[Excerpts from a figure dataset]
────────
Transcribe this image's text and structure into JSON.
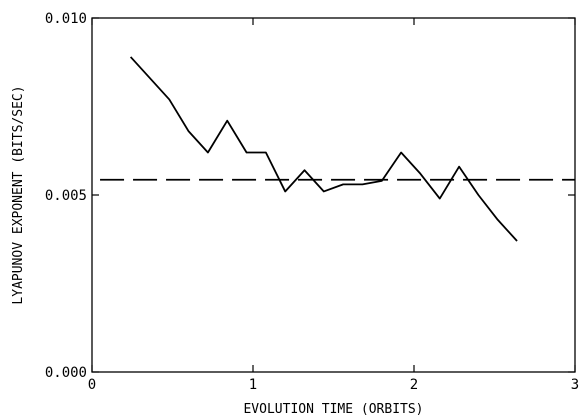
{
  "chart_data": {
    "type": "line",
    "title": "",
    "xlabel": "EVOLUTION TIME (ORBITS)",
    "ylabel": "LYAPUNOV EXPONENT (BITS/SEC)",
    "xlim": [
      0,
      3
    ],
    "ylim": [
      0,
      0.01
    ],
    "x_ticks": [
      0,
      1,
      2,
      3
    ],
    "x_tick_labels": [
      "0",
      "1",
      "2",
      "3"
    ],
    "y_ticks": [
      0,
      0.005,
      0.01
    ],
    "y_tick_labels": [
      "0.000",
      "0.005",
      "0.010"
    ],
    "grid": false,
    "series": [
      {
        "style": "solid",
        "color": "#000000",
        "x": [
          0.24,
          0.48,
          0.6,
          0.72,
          0.84,
          0.96,
          1.08,
          1.2,
          1.32,
          1.44,
          1.56,
          1.68,
          1.8,
          1.92,
          2.04,
          2.16,
          2.28,
          2.4,
          2.52,
          2.64
        ],
        "y": [
          0.0089,
          0.0077,
          0.0068,
          0.0062,
          0.0071,
          0.0062,
          0.0062,
          0.0051,
          0.0057,
          0.0051,
          0.0053,
          0.0053,
          0.0054,
          0.0062,
          0.0056,
          0.0049,
          0.0058,
          0.005,
          0.0043,
          0.0037
        ]
      },
      {
        "style": "dashed",
        "color": "#000000",
        "x": [
          0.05,
          3.0
        ],
        "y": [
          0.00543,
          0.00543
        ]
      }
    ]
  }
}
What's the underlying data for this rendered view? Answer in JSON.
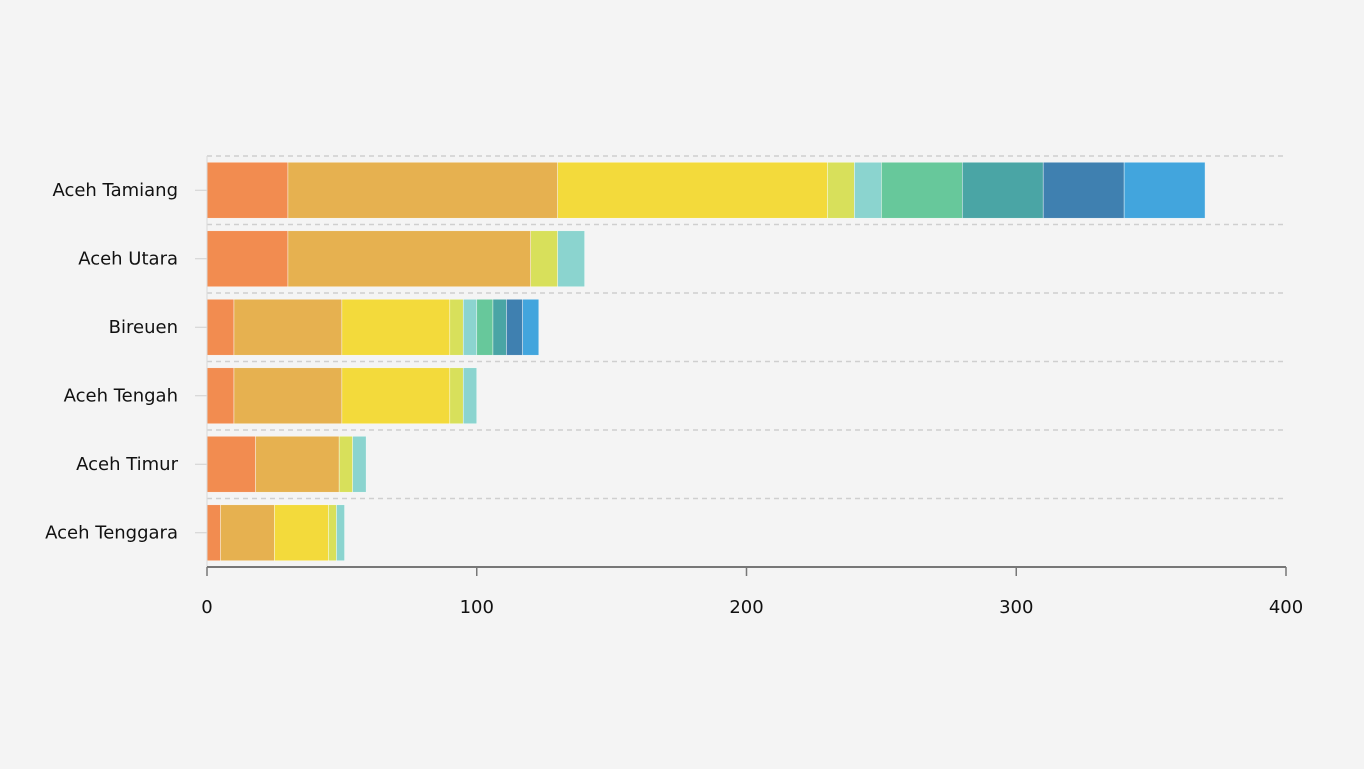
{
  "chart_data": {
    "type": "bar",
    "orientation": "horizontal",
    "stacked": true,
    "categories": [
      "Aceh Tamiang",
      "Aceh Utara",
      "Bireuen",
      "Aceh Tengah",
      "Aceh Timur",
      "Aceh Tenggara"
    ],
    "x_ticks": [
      "0",
      "100",
      "200",
      "300",
      "400"
    ],
    "xlim": [
      0,
      400
    ],
    "grid": true,
    "legend": "none",
    "title": "",
    "xlabel": "",
    "ylabel": "",
    "segment_colors": [
      "#f28c50",
      "#e6b150",
      "#f3da3b",
      "#d8e05b",
      "#8bd4cf",
      "#67c89b",
      "#4aa5a5",
      "#3f80b0",
      "#42a5dd"
    ],
    "series": [
      {
        "values": [
          30,
          30,
          10,
          10,
          18,
          5
        ]
      },
      {
        "values": [
          100,
          90,
          40,
          40,
          31,
          20
        ]
      },
      {
        "values": [
          100,
          0,
          40,
          40,
          0,
          20
        ]
      },
      {
        "values": [
          10,
          10,
          5,
          5,
          5,
          3
        ]
      },
      {
        "values": [
          10,
          10,
          5,
          5,
          5,
          3
        ]
      },
      {
        "values": [
          30,
          0,
          6,
          0,
          0,
          0
        ]
      },
      {
        "values": [
          30,
          0,
          5,
          0,
          0,
          0
        ]
      },
      {
        "values": [
          30,
          0,
          6,
          0,
          0,
          0
        ]
      },
      {
        "values": [
          30,
          0,
          6,
          0,
          0,
          0
        ]
      }
    ]
  }
}
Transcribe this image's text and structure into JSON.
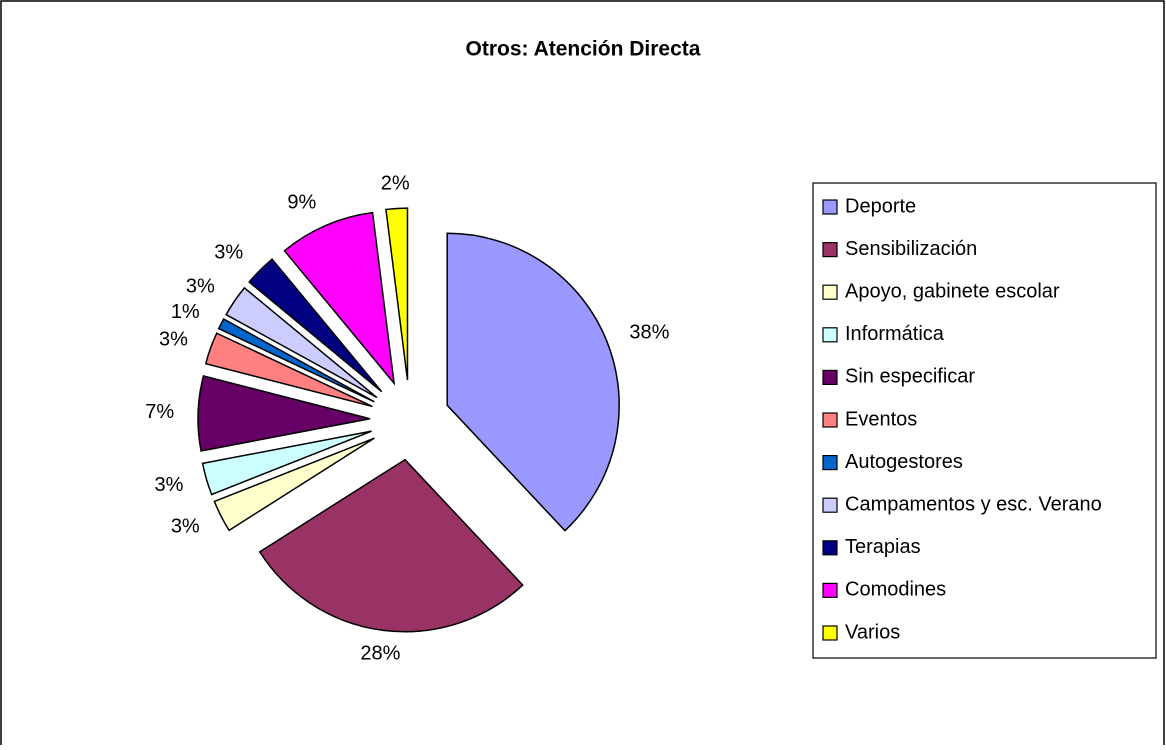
────────
### Your instructions
Strip out the images, then output the records above word for word.

### Result for this task
Transcribe this image's text and structure into JSON.
{
  "chart_data": {
    "type": "line",
    "title": "",
    "xlabel": "EVOLUTION TIME (ORBITS)",
    "ylabel": "LYAPUNOV EXPONENT (BITS/SEC)",
    "xlim": [
      0,
      3
    ],
    "ylim": [
      0,
      0.01
    ],
    "x_ticks": [
      0,
      1,
      2,
      3
    ],
    "x_tick_labels": [
      "0",
      "1",
      "2",
      "3"
    ],
    "y_ticks": [
      0,
      0.005,
      0.01
    ],
    "y_tick_labels": [
      "0.000",
      "0.005",
      "0.010"
    ],
    "grid": false,
    "series": [
      {
        "style": "solid",
        "color": "#000000",
        "x": [
          0.24,
          0.48,
          0.6,
          0.72,
          0.84,
          0.96,
          1.08,
          1.2,
          1.32,
          1.44,
          1.56,
          1.68,
          1.8,
          1.92,
          2.04,
          2.16,
          2.28,
          2.4,
          2.52,
          2.64
        ],
        "y": [
          0.0089,
          0.0077,
          0.0068,
          0.0062,
          0.0071,
          0.0062,
          0.0062,
          0.0051,
          0.0057,
          0.0051,
          0.0053,
          0.0053,
          0.0054,
          0.0062,
          0.0056,
          0.0049,
          0.0058,
          0.005,
          0.0043,
          0.0037
        ]
      },
      {
        "style": "dashed",
        "color": "#000000",
        "x": [
          0.05,
          3.0
        ],
        "y": [
          0.00543,
          0.00543
        ]
      }
    ]
  }
}
What's the underlying data for this rendered view? Answer in JSON.
{
  "chart_data": {
    "type": "bar",
    "orientation": "horizontal",
    "stacked": true,
    "categories": [
      "Aceh Tamiang",
      "Aceh Utara",
      "Bireuen",
      "Aceh Tengah",
      "Aceh Timur",
      "Aceh Tenggara"
    ],
    "x_ticks": [
      "0",
      "100",
      "200",
      "300",
      "400"
    ],
    "xlim": [
      0,
      400
    ],
    "grid": true,
    "legend": "none",
    "title": "",
    "xlabel": "",
    "ylabel": "",
    "segment_colors": [
      "#f28c50",
      "#e6b150",
      "#f3da3b",
      "#d8e05b",
      "#8bd4cf",
      "#67c89b",
      "#4aa5a5",
      "#3f80b0",
      "#42a5dd"
    ],
    "series": [
      {
        "values": [
          30,
          30,
          10,
          10,
          18,
          5
        ]
      },
      {
        "values": [
          100,
          90,
          40,
          40,
          31,
          20
        ]
      },
      {
        "values": [
          100,
          0,
          40,
          40,
          0,
          20
        ]
      },
      {
        "values": [
          10,
          10,
          5,
          5,
          5,
          3
        ]
      },
      {
        "values": [
          10,
          10,
          5,
          5,
          5,
          3
        ]
      },
      {
        "values": [
          30,
          0,
          6,
          0,
          0,
          0
        ]
      },
      {
        "values": [
          30,
          0,
          5,
          0,
          0,
          0
        ]
      },
      {
        "values": [
          30,
          0,
          6,
          0,
          0,
          0
        ]
      },
      {
        "values": [
          30,
          0,
          6,
          0,
          0,
          0
        ]
      }
    ]
  }
}
Transcribe this image's text and structure into JSON.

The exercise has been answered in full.